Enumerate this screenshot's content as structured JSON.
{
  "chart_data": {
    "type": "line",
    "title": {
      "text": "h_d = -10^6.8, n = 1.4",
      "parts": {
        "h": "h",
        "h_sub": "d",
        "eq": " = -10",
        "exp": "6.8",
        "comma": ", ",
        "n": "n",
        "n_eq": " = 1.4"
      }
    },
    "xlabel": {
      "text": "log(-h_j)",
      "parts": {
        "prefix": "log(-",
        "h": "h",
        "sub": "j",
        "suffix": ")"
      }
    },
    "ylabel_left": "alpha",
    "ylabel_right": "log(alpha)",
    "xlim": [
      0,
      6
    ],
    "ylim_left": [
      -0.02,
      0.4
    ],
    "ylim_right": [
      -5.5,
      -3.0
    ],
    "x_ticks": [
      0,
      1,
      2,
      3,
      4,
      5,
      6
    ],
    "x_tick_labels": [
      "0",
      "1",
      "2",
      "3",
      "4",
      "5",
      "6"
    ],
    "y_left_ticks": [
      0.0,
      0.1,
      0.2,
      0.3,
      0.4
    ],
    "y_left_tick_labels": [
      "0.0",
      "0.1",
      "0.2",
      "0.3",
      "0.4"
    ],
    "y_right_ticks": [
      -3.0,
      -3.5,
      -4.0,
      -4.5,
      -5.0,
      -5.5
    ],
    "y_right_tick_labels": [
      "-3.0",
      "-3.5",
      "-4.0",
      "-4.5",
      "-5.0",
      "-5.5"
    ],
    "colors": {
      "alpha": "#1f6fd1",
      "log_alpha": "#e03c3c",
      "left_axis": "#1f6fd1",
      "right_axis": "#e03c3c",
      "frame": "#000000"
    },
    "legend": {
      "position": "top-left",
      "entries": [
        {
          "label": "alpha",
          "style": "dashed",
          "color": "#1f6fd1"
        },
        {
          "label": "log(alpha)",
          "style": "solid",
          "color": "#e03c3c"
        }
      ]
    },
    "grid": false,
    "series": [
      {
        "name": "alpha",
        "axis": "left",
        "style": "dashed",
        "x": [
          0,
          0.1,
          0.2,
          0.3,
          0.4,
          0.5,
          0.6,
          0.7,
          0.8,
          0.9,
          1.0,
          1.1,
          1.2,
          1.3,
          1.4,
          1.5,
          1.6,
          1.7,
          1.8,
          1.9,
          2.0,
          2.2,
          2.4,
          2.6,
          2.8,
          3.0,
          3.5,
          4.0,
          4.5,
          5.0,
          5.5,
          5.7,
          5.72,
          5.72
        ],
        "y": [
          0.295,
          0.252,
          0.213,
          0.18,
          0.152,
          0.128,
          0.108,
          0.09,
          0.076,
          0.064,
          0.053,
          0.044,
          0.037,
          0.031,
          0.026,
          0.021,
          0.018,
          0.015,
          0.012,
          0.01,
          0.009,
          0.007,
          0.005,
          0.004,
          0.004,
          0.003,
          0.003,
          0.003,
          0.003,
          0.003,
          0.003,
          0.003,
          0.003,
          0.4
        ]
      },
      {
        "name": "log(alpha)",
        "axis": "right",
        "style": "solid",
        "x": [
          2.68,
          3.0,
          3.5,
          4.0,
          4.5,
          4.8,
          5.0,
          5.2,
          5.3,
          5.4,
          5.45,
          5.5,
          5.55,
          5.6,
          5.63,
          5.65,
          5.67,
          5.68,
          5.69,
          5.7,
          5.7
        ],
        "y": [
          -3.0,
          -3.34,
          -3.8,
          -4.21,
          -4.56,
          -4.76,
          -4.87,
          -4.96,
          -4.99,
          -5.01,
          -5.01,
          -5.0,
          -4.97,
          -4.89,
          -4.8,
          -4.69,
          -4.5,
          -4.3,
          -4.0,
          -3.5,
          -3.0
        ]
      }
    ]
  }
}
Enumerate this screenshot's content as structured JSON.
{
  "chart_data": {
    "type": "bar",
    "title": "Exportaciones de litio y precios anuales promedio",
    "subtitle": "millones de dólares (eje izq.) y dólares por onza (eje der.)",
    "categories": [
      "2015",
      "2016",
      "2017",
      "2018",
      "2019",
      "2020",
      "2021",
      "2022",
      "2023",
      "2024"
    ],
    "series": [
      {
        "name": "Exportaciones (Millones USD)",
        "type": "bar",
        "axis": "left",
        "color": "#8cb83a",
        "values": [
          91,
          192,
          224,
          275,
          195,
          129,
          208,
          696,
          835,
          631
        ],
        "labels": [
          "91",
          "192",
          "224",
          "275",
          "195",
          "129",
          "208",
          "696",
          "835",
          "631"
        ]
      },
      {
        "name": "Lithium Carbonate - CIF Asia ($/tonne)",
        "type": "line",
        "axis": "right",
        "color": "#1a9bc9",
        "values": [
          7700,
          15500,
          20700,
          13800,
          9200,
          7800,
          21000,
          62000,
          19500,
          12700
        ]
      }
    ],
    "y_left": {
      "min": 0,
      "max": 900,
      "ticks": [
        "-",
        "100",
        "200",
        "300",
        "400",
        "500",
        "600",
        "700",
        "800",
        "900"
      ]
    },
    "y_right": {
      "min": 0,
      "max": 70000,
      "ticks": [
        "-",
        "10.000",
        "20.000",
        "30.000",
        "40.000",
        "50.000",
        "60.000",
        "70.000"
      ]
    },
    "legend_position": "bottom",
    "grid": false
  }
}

================

→ THE TASK
Write out the whole listing again, exactly as it stands.

→ THE OUTPUT
Enumerate this screenshot's content as structured JSON.
{
  "chart_data": {
    "type": "line",
    "title": {
      "text": "h_d = -10^6.8, n = 1.4",
      "parts": {
        "h": "h",
        "h_sub": "d",
        "eq": " = -10",
        "exp": "6.8",
        "comma": ", ",
        "n": "n",
        "n_eq": " = 1.4"
      }
    },
    "xlabel": {
      "text": "log(-h_j)",
      "parts": {
        "prefix": "log(-",
        "h": "h",
        "sub": "j",
        "suffix": ")"
      }
    },
    "ylabel_left": "alpha",
    "ylabel_right": "log(alpha)",
    "xlim": [
      0,
      6
    ],
    "ylim_left": [
      -0.02,
      0.4
    ],
    "ylim_right": [
      -5.5,
      -3.0
    ],
    "x_ticks": [
      0,
      1,
      2,
      3,
      4,
      5,
      6
    ],
    "x_tick_labels": [
      "0",
      "1",
      "2",
      "3",
      "4",
      "5",
      "6"
    ],
    "y_left_ticks": [
      0.0,
      0.1,
      0.2,
      0.3,
      0.4
    ],
    "y_left_tick_labels": [
      "0.0",
      "0.1",
      "0.2",
      "0.3",
      "0.4"
    ],
    "y_right_ticks": [
      -3.0,
      -3.5,
      -4.0,
      -4.5,
      -5.0,
      -5.5
    ],
    "y_right_tick_labels": [
      "-3.0",
      "-3.5",
      "-4.0",
      "-4.5",
      "-5.0",
      "-5.5"
    ],
    "colors": {
      "alpha": "#1f6fd1",
      "log_alpha": "#e03c3c",
      "left_axis": "#1f6fd1",
      "right_axis": "#e03c3c",
      "frame": "#000000"
    },
    "legend": {
      "position": "top-left",
      "entries": [
        {
          "label": "alpha",
          "style": "dashed",
          "color": "#1f6fd1"
        },
        {
          "label": "log(alpha)",
          "style": "solid",
          "color": "#e03c3c"
        }
      ]
    },
    "grid": false,
    "series": [
      {
        "name": "alpha",
        "axis": "left",
        "style": "dashed",
        "x": [
          0,
          0.1,
          0.2,
          0.3,
          0.4,
          0.5,
          0.6,
          0.7,
          0.8,
          0.9,
          1.0,
          1.1,
          1.2,
          1.3,
          1.4,
          1.5,
          1.6,
          1.7,
          1.8,
          1.9,
          2.0,
          2.2,
          2.4,
          2.6,
          2.8,
          3.0,
          3.5,
          4.0,
          4.5,
          5.0,
          5.5,
          5.7,
          5.72,
          5.72
        ],
        "y": [
          0.295,
          0.252,
          0.213,
          0.18,
          0.152,
          0.128,
          0.108,
          0.09,
          0.076,
          0.064,
          0.053,
          0.044,
          0.037,
          0.031,
          0.026,
          0.021,
          0.018,
          0.015,
          0.012,
          0.01,
          0.009,
          0.007,
          0.005,
          0.004,
          0.004,
          0.003,
          0.003,
          0.003,
          0.003,
          0.003,
          0.003,
          0.003,
          0.003,
          0.4
        ]
      },
      {
        "name": "log(alpha)",
        "axis": "right",
        "style": "solid",
        "x": [
          2.68,
          3.0,
          3.5,
          4.0,
          4.5,
          4.8,
          5.0,
          5.2,
          5.3,
          5.4,
          5.45,
          5.5,
          5.55,
          5.6,
          5.63,
          5.65,
          5.67,
          5.68,
          5.69,
          5.7,
          5.7
        ],
        "y": [
          -3.0,
          -3.34,
          -3.8,
          -4.21,
          -4.56,
          -4.76,
          -4.87,
          -4.96,
          -4.99,
          -5.01,
          -5.01,
          -5.0,
          -4.97,
          -4.89,
          -4.8,
          -4.69,
          -4.5,
          -4.3,
          -4.0,
          -3.5,
          -3.0
        ]
      }
    ]
  }
}
Enumerate this screenshot's content as structured JSON.
{
  "chart_data": {
    "type": "bar",
    "title": "Exportaciones de litio y precios anuales promedio",
    "subtitle": "millones de dólares (eje izq.) y dólares por onza (eje der.)",
    "categories": [
      "2015",
      "2016",
      "2017",
      "2018",
      "2019",
      "2020",
      "2021",
      "2022",
      "2023",
      "2024"
    ],
    "series": [
      {
        "name": "Exportaciones (Millones USD)",
        "type": "bar",
        "axis": "left",
        "color": "#8cb83a",
        "values": [
          91,
          192,
          224,
          275,
          195,
          129,
          208,
          696,
          835,
          631
        ],
        "labels": [
          "91",
          "192",
          "224",
          "275",
          "195",
          "129",
          "208",
          "696",
          "835",
          "631"
        ]
      },
      {
        "name": "Lithium Carbonate - CIF Asia ($/tonne)",
        "type": "line",
        "axis": "right",
        "color": "#1a9bc9",
        "values": [
          7700,
          15500,
          20700,
          13800,
          9200,
          7800,
          21000,
          62000,
          19500,
          12700
        ]
      }
    ],
    "y_left": {
      "min": 0,
      "max": 900,
      "ticks": [
        "-",
        "100",
        "200",
        "300",
        "400",
        "500",
        "600",
        "700",
        "800",
        "900"
      ]
    },
    "y_right": {
      "min": 0,
      "max": 70000,
      "ticks": [
        "-",
        "10.000",
        "20.000",
        "30.000",
        "40.000",
        "50.000",
        "60.000",
        "70.000"
      ]
    },
    "legend_position": "bottom",
    "grid": false
  }
}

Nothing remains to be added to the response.